■ Exercise: Retype all of these records line for line, keeping every character unchanged.

[Element location listings]

:::::

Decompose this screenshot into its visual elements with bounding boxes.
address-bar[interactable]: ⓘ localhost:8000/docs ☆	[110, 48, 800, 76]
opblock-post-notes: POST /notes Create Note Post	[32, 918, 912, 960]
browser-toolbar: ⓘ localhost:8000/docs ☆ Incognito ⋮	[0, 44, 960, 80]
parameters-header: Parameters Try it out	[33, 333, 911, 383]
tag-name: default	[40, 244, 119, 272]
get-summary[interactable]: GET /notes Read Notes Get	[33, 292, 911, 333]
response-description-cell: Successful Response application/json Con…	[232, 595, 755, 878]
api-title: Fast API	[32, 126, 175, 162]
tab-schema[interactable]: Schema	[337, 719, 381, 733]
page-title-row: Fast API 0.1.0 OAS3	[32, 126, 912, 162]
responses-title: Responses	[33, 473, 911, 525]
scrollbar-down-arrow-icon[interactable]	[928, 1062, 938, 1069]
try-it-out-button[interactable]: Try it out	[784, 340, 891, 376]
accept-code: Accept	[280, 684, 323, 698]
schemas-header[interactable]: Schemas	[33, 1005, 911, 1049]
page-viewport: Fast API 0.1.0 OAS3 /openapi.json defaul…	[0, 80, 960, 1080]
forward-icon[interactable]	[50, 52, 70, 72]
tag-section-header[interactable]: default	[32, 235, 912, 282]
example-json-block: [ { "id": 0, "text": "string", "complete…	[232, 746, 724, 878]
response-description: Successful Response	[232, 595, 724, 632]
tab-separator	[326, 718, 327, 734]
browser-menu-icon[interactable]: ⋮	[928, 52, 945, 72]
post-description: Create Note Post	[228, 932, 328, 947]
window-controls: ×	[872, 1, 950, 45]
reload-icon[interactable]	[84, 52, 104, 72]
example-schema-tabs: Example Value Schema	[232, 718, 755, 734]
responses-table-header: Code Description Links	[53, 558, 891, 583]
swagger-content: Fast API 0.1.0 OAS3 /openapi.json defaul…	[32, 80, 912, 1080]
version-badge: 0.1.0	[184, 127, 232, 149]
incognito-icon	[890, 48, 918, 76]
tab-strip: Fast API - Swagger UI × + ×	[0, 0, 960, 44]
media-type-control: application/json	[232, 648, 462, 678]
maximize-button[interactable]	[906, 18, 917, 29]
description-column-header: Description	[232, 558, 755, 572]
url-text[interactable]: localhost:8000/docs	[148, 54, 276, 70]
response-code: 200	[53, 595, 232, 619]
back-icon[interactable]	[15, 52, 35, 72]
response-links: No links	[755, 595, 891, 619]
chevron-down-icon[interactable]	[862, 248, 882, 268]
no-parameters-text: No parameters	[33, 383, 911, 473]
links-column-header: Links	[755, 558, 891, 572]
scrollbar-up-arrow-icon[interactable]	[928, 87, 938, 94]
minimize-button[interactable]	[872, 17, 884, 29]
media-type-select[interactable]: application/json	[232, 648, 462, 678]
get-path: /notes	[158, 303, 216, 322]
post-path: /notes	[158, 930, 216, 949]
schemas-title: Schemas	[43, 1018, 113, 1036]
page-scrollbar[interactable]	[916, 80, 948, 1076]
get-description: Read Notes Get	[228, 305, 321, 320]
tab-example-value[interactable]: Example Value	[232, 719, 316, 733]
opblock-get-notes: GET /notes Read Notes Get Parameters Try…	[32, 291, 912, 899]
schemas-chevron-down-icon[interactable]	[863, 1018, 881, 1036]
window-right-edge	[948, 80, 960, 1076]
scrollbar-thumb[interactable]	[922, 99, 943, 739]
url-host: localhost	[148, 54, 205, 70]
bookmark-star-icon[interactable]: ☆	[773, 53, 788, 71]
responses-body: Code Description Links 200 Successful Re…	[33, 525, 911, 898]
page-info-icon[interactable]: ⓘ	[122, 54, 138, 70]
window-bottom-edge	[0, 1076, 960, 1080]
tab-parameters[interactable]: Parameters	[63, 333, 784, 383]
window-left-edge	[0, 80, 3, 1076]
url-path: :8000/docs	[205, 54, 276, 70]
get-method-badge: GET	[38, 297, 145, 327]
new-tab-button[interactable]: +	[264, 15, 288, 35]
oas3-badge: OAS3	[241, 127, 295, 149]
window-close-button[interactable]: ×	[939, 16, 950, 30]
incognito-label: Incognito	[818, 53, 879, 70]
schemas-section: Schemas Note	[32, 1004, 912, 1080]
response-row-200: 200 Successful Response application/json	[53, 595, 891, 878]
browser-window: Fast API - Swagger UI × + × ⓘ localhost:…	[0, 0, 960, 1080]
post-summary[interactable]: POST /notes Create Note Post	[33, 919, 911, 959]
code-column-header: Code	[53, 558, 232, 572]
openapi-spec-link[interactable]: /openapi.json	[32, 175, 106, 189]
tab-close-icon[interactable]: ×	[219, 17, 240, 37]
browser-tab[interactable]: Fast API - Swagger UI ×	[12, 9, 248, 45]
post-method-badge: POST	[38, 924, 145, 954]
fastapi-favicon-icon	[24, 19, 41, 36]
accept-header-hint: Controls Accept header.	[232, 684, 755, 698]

:::::

■ Result of the exercise:
Decompose this screenshot into its visual elements with bounding boxes.
address-bar[interactable]: ⓘ localhost:8000/docs ☆	[110, 48, 800, 76]
opblock-post-notes: POST /notes Create Note Post	[32, 918, 912, 960]
browser-toolbar: ⓘ localhost:8000/docs ☆ Incognito ⋮	[0, 44, 960, 80]
parameters-header: Parameters Try it out	[33, 333, 911, 383]
tag-name: default	[40, 244, 119, 272]
get-summary[interactable]: GET /notes Read Notes Get	[33, 292, 911, 333]
response-description-cell: Successful Response application/json Con…	[232, 595, 755, 878]
api-title: Fast API	[32, 126, 175, 162]
tab-schema[interactable]: Schema	[337, 719, 381, 733]
page-title-row: Fast API 0.1.0 OAS3	[32, 126, 912, 162]
responses-title: Responses	[33, 473, 911, 525]
scrollbar-down-arrow-icon[interactable]	[928, 1062, 938, 1069]
try-it-out-button[interactable]: Try it out	[784, 340, 891, 376]
accept-code: Accept	[280, 684, 323, 698]
schemas-header[interactable]: Schemas	[33, 1005, 911, 1049]
page-viewport: Fast API 0.1.0 OAS3 /openapi.json defaul…	[0, 80, 960, 1080]
forward-icon[interactable]	[50, 52, 70, 72]
tag-section-header[interactable]: default	[32, 235, 912, 282]
example-json-block: [ { "id": 0, "text": "string", "complete…	[232, 746, 724, 878]
response-description: Successful Response	[232, 595, 724, 632]
tab-separator	[326, 718, 327, 734]
browser-menu-icon[interactable]: ⋮	[928, 52, 945, 72]
post-description: Create Note Post	[228, 932, 328, 947]
window-controls: ×	[872, 1, 950, 45]
reload-icon[interactable]	[84, 52, 104, 72]
example-schema-tabs: Example Value Schema	[232, 718, 755, 734]
responses-table-header: Code Description Links	[53, 558, 891, 583]
swagger-content: Fast API 0.1.0 OAS3 /openapi.json defaul…	[32, 80, 912, 1080]
version-badge: 0.1.0	[184, 127, 232, 149]
incognito-icon	[890, 48, 918, 76]
tab-strip: Fast API - Swagger UI × + ×	[0, 0, 960, 44]
media-type-control: application/json	[232, 648, 462, 678]
maximize-button[interactable]	[906, 18, 917, 29]
description-column-header: Description	[232, 558, 755, 572]
url-text[interactable]: localhost:8000/docs	[148, 54, 276, 70]
response-code: 200	[53, 595, 232, 619]
back-icon[interactable]	[15, 52, 35, 72]
response-links: No links	[755, 595, 891, 619]
chevron-down-icon[interactable]	[862, 248, 882, 268]
no-parameters-text: No parameters	[33, 383, 911, 473]
links-column-header: Links	[755, 558, 891, 572]
scrollbar-up-arrow-icon[interactable]	[928, 87, 938, 94]
minimize-button[interactable]	[872, 17, 884, 29]
media-type-select[interactable]: application/json	[232, 648, 462, 678]
get-path: /notes	[158, 303, 216, 322]
post-path: /notes	[158, 930, 216, 949]
schemas-title: Schemas	[43, 1018, 113, 1036]
page-scrollbar[interactable]	[916, 80, 948, 1076]
get-description: Read Notes Get	[228, 305, 321, 320]
tab-example-value[interactable]: Example Value	[232, 719, 316, 733]
opblock-get-notes: GET /notes Read Notes Get Parameters Try…	[32, 291, 912, 899]
schemas-chevron-down-icon[interactable]	[863, 1018, 881, 1036]
window-right-edge	[948, 80, 960, 1076]
scrollbar-thumb[interactable]	[922, 99, 943, 739]
url-host: localhost	[148, 54, 205, 70]
bookmark-star-icon[interactable]: ☆	[773, 53, 788, 71]
responses-body: Code Description Links 200 Successful Re…	[33, 525, 911, 898]
page-info-icon[interactable]: ⓘ	[122, 54, 138, 70]
window-bottom-edge	[0, 1076, 960, 1080]
tab-parameters[interactable]: Parameters	[63, 333, 784, 383]
window-left-edge	[0, 80, 3, 1076]
url-path: :8000/docs	[205, 54, 276, 70]
get-method-badge: GET	[38, 297, 145, 327]
new-tab-button[interactable]: +	[264, 15, 288, 35]
oas3-badge: OAS3	[241, 127, 295, 149]
window-close-button[interactable]: ×	[939, 16, 950, 30]
incognito-label: Incognito	[818, 53, 879, 70]
schemas-section: Schemas Note	[32, 1004, 912, 1080]
response-row-200: 200 Successful Response application/json	[53, 595, 891, 878]
browser-window: Fast API - Swagger UI × + × ⓘ localhost:…	[0, 0, 960, 1080]
post-summary[interactable]: POST /notes Create Note Post	[33, 919, 911, 959]
code-column-header: Code	[53, 558, 232, 572]
openapi-spec-link[interactable]: /openapi.json	[32, 175, 106, 189]
tab-close-icon[interactable]: ×	[219, 17, 240, 37]
browser-tab[interactable]: Fast API - Swagger UI ×	[12, 9, 248, 45]
post-method-badge: POST	[38, 924, 145, 954]
fastapi-favicon-icon	[24, 19, 41, 36]
accept-header-hint: Controls Accept header.	[232, 684, 755, 698]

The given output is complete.